PROBLEM DESCRIPTION: All of the material below is to be returned exactly.
--- start EXTRACTED MATERIAL ---
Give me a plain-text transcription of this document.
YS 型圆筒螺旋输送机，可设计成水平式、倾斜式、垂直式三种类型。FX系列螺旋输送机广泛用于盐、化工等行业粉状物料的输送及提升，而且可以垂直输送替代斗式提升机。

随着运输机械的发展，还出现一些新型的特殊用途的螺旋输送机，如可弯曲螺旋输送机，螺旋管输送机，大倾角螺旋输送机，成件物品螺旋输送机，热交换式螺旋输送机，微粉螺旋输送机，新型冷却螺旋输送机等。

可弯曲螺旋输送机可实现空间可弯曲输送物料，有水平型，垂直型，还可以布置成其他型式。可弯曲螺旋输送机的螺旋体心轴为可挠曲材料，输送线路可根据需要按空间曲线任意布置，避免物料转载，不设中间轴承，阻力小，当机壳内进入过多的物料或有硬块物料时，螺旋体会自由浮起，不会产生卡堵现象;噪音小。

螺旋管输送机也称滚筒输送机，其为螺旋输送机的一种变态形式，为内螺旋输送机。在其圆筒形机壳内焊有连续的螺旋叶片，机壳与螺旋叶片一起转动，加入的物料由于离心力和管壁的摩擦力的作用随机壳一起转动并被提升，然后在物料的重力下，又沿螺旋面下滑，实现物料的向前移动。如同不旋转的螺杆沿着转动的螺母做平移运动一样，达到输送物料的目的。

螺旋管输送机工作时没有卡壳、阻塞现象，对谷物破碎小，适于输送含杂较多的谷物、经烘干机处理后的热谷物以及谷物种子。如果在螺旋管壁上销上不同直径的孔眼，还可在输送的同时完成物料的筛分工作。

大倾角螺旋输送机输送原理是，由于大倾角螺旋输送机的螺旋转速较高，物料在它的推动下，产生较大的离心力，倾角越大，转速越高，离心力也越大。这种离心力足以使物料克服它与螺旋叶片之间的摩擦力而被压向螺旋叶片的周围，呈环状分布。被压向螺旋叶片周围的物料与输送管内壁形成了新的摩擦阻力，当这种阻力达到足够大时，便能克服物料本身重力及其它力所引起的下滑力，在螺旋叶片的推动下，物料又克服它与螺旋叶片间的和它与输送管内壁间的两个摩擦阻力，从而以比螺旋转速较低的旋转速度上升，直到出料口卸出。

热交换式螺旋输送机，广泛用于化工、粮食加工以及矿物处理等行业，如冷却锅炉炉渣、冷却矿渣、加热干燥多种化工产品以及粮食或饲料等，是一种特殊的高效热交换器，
--- end EXTRACTED MATERIAL ---
RESULT OF THE TASK:
Give me a plain-text transcription of this document.
YS 型圆筒螺旋输送机，可设计成水平式、倾斜式、垂直式三种类型。FX系列螺旋输送机广泛用于盐、化工等行业粉状物料的输送及提升，而且可以垂直输送替代斗式提升机。

随着运输机械的发展，还出现一些新型的特殊用途的螺旋输送机，如可弯曲螺旋输送机，螺旋管输送机，大倾角螺旋输送机，成件物品螺旋输送机，热交换式螺旋输送机，微粉螺旋输送机，新型冷却螺旋输送机等。

可弯曲螺旋输送机可实现空间可弯曲输送物料，有水平型，垂直型，还可以布置成其他型式。可弯曲螺旋输送机的螺旋体心轴为可挠曲材料，输送线路可根据需要按空间曲线任意布置，避免物料转载，不设中间轴承，阻力小，当机壳内进入过多的物料或有硬块物料时，螺旋体会自由浮起，不会产生卡堵现象;噪音小。

螺旋管输送机也称滚筒输送机，其为螺旋输送机的一种变态形式，为内螺旋输送机。在其圆筒形机壳内焊有连续的螺旋叶片，机壳与螺旋叶片一起转动，加入的物料由于离心力和管壁的摩擦力的作用随机壳一起转动并被提升，然后在物料的重力下，又沿螺旋面下滑，实现物料的向前移动。如同不旋转的螺杆沿着转动的螺母做平移运动一样，达到输送物料的目的。

螺旋管输送机工作时没有卡壳、阻塞现象，对谷物破碎小，适于输送含杂较多的谷物、经烘干机处理后的热谷物以及谷物种子。如果在螺旋管壁上销上不同直径的孔眼，还可在输送的同时完成物料的筛分工作。

大倾角螺旋输送机输送原理是，由于大倾角螺旋输送机的螺旋转速较高，物料在它的推动下，产生较大的离心力，倾角越大，转速越高，离心力也越大。这种离心力足以使物料克服它与螺旋叶片之间的摩擦力而被压向螺旋叶片的周围，呈环状分布。被压向螺旋叶片周围的物料与输送管内壁形成了新的摩擦阻力，当这种阻力达到足够大时，便能克服物料本身重力及其它力所引起的下滑力，在螺旋叶片的推动下，物料又克服它与螺旋叶片间的和它与输送管内壁间的两个摩擦阻力，从而以比螺旋转速较低的旋转速度上升，直到出料口卸出。

热交换式螺旋输送机，广泛用于化工、粮食加工以及矿物处理等行业，如冷却锅炉炉渣、冷却矿渣、加热干燥多种化工产品以及粮食或饲料等，是一种特殊的高效热交换器，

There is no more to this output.